Go through the listing and write out all of it exactly.

******

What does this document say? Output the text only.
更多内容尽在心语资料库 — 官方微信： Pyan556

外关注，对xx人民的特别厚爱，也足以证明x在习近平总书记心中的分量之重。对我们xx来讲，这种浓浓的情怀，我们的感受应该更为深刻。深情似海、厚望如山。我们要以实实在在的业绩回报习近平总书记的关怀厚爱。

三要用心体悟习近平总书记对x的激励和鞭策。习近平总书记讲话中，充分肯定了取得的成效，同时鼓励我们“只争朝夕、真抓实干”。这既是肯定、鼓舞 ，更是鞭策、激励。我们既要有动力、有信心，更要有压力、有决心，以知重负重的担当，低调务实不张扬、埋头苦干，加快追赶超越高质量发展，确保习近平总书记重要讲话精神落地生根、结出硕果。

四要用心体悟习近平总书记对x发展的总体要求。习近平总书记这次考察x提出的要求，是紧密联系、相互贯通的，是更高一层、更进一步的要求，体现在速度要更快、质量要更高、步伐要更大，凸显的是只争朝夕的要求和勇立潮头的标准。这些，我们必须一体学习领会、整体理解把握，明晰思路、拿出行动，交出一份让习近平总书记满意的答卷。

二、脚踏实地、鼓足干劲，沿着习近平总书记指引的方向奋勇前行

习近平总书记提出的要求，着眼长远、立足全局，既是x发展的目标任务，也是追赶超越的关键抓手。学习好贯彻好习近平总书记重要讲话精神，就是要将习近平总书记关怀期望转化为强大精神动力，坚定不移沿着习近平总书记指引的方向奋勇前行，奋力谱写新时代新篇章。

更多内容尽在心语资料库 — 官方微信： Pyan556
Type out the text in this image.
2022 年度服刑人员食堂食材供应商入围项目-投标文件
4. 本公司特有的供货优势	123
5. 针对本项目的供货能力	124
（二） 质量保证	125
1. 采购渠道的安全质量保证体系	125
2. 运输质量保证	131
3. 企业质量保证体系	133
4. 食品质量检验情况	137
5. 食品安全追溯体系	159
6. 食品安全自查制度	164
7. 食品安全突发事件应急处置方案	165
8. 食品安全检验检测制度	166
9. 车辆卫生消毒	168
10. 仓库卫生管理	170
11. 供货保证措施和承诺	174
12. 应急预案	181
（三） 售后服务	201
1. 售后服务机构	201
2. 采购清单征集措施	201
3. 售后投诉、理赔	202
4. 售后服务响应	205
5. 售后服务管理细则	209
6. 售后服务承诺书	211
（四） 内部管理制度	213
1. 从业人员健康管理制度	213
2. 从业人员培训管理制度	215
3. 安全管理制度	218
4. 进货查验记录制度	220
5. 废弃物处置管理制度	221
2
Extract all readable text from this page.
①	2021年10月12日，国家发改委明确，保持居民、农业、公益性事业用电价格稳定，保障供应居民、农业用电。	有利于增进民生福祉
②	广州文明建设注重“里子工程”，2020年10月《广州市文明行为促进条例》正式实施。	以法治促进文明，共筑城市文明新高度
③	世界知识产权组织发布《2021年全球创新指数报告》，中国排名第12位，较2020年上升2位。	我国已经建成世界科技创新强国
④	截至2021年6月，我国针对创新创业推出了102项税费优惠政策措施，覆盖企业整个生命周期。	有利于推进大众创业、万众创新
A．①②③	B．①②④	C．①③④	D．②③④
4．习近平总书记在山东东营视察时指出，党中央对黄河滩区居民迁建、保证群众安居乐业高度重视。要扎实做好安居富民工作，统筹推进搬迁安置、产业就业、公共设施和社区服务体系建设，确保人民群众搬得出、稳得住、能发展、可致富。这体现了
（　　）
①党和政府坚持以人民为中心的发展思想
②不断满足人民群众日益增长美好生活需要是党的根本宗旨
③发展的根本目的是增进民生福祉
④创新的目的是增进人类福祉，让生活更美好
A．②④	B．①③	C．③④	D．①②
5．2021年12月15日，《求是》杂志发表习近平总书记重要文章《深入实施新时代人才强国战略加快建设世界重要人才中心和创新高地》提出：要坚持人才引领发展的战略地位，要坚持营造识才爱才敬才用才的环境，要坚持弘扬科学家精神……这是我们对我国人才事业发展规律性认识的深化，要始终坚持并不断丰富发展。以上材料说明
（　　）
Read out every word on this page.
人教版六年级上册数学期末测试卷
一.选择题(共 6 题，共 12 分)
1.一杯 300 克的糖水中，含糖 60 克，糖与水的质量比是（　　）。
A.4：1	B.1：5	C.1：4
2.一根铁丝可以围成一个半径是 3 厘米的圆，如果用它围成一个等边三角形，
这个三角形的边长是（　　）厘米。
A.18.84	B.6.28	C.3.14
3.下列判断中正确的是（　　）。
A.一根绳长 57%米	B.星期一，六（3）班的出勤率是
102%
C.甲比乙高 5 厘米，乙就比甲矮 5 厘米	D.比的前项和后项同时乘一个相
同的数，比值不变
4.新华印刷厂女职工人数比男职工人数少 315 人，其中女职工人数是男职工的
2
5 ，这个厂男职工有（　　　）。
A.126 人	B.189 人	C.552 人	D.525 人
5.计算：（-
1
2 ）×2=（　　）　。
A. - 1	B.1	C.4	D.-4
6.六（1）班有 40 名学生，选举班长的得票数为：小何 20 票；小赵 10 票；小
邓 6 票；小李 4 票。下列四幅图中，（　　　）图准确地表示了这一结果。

******

> **Response for this exercise**:
What does this document say? Output the text only.
更多内容尽在心语资料库 — 官方微信： Pyan556

外关注，对xx人民的特别厚爱，也足以证明x在习近平总书记心中的分量之重。对我们xx来讲，这种浓浓的情怀，我们的感受应该更为深刻。深情似海、厚望如山。我们要以实实在在的业绩回报习近平总书记的关怀厚爱。

三要用心体悟习近平总书记对x的激励和鞭策。习近平总书记讲话中，充分肯定了取得的成效，同时鼓励我们“只争朝夕、真抓实干”。这既是肯定、鼓舞 ，更是鞭策、激励。我们既要有动力、有信心，更要有压力、有决心，以知重负重的担当，低调务实不张扬、埋头苦干，加快追赶超越高质量发展，确保习近平总书记重要讲话精神落地生根、结出硕果。

四要用心体悟习近平总书记对x发展的总体要求。习近平总书记这次考察x提出的要求，是紧密联系、相互贯通的，是更高一层、更进一步的要求，体现在速度要更快、质量要更高、步伐要更大，凸显的是只争朝夕的要求和勇立潮头的标准。这些，我们必须一体学习领会、整体理解把握，明晰思路、拿出行动，交出一份让习近平总书记满意的答卷。

二、脚踏实地、鼓足干劲，沿着习近平总书记指引的方向奋勇前行

习近平总书记提出的要求，着眼长远、立足全局，既是x发展的目标任务，也是追赶超越的关键抓手。学习好贯彻好习近平总书记重要讲话精神，就是要将习近平总书记关怀期望转化为强大精神动力，坚定不移沿着习近平总书记指引的方向奋勇前行，奋力谱写新时代新篇章。

更多内容尽在心语资料库 — 官方微信： Pyan556
Type out the text in this image.
2022 年度服刑人员食堂食材供应商入围项目-投标文件
4. 本公司特有的供货优势	123
5. 针对本项目的供货能力	124
（二） 质量保证	125
1. 采购渠道的安全质量保证体系	125
2. 运输质量保证	131
3. 企业质量保证体系	133
4. 食品质量检验情况	137
5. 食品安全追溯体系	159
6. 食品安全自查制度	164
7. 食品安全突发事件应急处置方案	165
8. 食品安全检验检测制度	166
9. 车辆卫生消毒	168
10. 仓库卫生管理	170
11. 供货保证措施和承诺	174
12. 应急预案	181
（三） 售后服务	201
1. 售后服务机构	201
2. 采购清单征集措施	201
3. 售后投诉、理赔	202
4. 售后服务响应	205
5. 售后服务管理细则	209
6. 售后服务承诺书	211
（四） 内部管理制度	213
1. 从业人员健康管理制度	213
2. 从业人员培训管理制度	215
3. 安全管理制度	218
4. 进货查验记录制度	220
5. 废弃物处置管理制度	221
2
Extract all readable text from this page.
①	2021年10月12日，国家发改委明确，保持居民、农业、公益性事业用电价格稳定，保障供应居民、农业用电。	有利于增进民生福祉
②	广州文明建设注重“里子工程”，2020年10月《广州市文明行为促进条例》正式实施。	以法治促进文明，共筑城市文明新高度
③	世界知识产权组织发布《2021年全球创新指数报告》，中国排名第12位，较2020年上升2位。	我国已经建成世界科技创新强国
④	截至2021年6月，我国针对创新创业推出了102项税费优惠政策措施，覆盖企业整个生命周期。	有利于推进大众创业、万众创新
A．①②③	B．①②④	C．①③④	D．②③④
4．习近平总书记在山东东营视察时指出，党中央对黄河滩区居民迁建、保证群众安居乐业高度重视。要扎实做好安居富民工作，统筹推进搬迁安置、产业就业、公共设施和社区服务体系建设，确保人民群众搬得出、稳得住、能发展、可致富。这体现了
（　　）
①党和政府坚持以人民为中心的发展思想
②不断满足人民群众日益增长美好生活需要是党的根本宗旨
③发展的根本目的是增进民生福祉
④创新的目的是增进人类福祉，让生活更美好
A．②④	B．①③	C．③④	D．①②
5．2021年12月15日，《求是》杂志发表习近平总书记重要文章《深入实施新时代人才强国战略加快建设世界重要人才中心和创新高地》提出：要坚持人才引领发展的战略地位，要坚持营造识才爱才敬才用才的环境，要坚持弘扬科学家精神……这是我们对我国人才事业发展规律性认识的深化，要始终坚持并不断丰富发展。以上材料说明
（　　）
Read out every word on this page.
人教版六年级上册数学期末测试卷
一.选择题(共 6 题，共 12 分)
1.一杯 300 克的糖水中，含糖 60 克，糖与水的质量比是（　　）。
A.4：1	B.1：5	C.1：4
2.一根铁丝可以围成一个半径是 3 厘米的圆，如果用它围成一个等边三角形，
这个三角形的边长是（　　）厘米。
A.18.84	B.6.28	C.3.14
3.下列判断中正确的是（　　）。
A.一根绳长 57%米	B.星期一，六（3）班的出勤率是
102%
C.甲比乙高 5 厘米，乙就比甲矮 5 厘米	D.比的前项和后项同时乘一个相
同的数，比值不变
4.新华印刷厂女职工人数比男职工人数少 315 人，其中女职工人数是男职工的
2
5 ，这个厂男职工有（　　　）。
A.126 人	B.189 人	C.552 人	D.525 人
5.计算：（-
1
2 ）×2=（　　）　。
A. - 1	B.1	C.4	D.-4
6.六（1）班有 40 名学生，选举班长的得票数为：小何 20 票；小赵 10 票；小
邓 6 票；小李 4 票。下列四幅图中，（　　　）图准确地表示了这一结果。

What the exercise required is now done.